§ **Your objective**:
Consider the data that follows and state how many lines contain the string "body", using the number alone.

[START]

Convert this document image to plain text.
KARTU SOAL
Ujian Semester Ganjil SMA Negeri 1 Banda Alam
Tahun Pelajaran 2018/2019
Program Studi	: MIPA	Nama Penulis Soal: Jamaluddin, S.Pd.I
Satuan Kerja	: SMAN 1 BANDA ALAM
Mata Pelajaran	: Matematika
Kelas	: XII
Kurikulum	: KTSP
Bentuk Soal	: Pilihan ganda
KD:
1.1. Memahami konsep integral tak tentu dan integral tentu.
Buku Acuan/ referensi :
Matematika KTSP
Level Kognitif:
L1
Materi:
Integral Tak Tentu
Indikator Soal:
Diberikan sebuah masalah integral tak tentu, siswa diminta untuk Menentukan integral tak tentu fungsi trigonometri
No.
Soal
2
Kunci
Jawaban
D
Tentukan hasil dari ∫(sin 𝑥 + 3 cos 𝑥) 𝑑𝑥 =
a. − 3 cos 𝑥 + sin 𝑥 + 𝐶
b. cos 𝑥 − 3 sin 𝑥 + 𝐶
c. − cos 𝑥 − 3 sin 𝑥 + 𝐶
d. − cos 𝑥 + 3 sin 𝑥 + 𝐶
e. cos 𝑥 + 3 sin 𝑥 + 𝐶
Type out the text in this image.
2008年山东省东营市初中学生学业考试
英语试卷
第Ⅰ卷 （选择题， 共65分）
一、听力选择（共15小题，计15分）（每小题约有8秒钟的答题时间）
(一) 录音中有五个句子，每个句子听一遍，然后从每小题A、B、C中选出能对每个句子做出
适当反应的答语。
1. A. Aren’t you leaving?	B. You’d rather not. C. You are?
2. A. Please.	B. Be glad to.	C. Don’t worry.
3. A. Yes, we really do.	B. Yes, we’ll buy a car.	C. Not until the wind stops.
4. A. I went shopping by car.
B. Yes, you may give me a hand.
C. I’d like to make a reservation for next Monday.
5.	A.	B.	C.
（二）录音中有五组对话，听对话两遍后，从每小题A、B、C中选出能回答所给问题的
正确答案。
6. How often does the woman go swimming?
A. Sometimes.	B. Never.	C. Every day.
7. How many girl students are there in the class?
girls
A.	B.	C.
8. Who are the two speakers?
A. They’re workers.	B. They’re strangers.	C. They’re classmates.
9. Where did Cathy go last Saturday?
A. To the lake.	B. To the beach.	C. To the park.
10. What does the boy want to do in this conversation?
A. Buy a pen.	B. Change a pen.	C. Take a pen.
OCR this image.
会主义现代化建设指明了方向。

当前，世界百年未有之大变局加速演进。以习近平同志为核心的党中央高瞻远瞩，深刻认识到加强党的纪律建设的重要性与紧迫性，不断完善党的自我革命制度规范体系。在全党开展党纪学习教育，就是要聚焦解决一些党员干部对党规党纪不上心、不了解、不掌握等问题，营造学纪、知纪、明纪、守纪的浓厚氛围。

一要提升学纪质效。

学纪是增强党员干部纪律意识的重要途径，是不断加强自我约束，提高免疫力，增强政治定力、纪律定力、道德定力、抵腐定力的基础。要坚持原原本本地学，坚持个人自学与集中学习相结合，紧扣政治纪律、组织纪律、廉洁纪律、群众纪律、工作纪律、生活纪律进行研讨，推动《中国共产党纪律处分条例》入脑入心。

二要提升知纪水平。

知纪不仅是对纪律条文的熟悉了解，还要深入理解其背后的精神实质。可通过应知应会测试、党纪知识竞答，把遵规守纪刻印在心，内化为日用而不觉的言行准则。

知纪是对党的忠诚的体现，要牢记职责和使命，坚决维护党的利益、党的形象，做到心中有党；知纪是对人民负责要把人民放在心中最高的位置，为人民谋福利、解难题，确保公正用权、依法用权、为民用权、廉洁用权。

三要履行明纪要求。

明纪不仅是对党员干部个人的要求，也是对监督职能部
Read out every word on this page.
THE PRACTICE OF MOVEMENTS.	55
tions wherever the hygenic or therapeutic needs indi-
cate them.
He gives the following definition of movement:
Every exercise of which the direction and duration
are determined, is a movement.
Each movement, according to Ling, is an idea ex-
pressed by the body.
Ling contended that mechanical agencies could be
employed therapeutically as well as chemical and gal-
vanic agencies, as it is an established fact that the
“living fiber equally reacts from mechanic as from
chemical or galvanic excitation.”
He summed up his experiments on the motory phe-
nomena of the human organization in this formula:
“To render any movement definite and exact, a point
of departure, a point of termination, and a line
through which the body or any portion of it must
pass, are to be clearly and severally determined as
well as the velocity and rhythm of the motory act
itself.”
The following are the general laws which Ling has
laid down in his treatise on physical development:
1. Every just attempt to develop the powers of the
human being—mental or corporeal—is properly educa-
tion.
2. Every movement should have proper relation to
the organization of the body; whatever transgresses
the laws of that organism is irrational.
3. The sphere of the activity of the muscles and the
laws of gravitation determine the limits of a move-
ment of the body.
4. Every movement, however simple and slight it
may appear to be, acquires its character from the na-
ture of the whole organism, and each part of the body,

[END]

§ **Answer to the task**:
5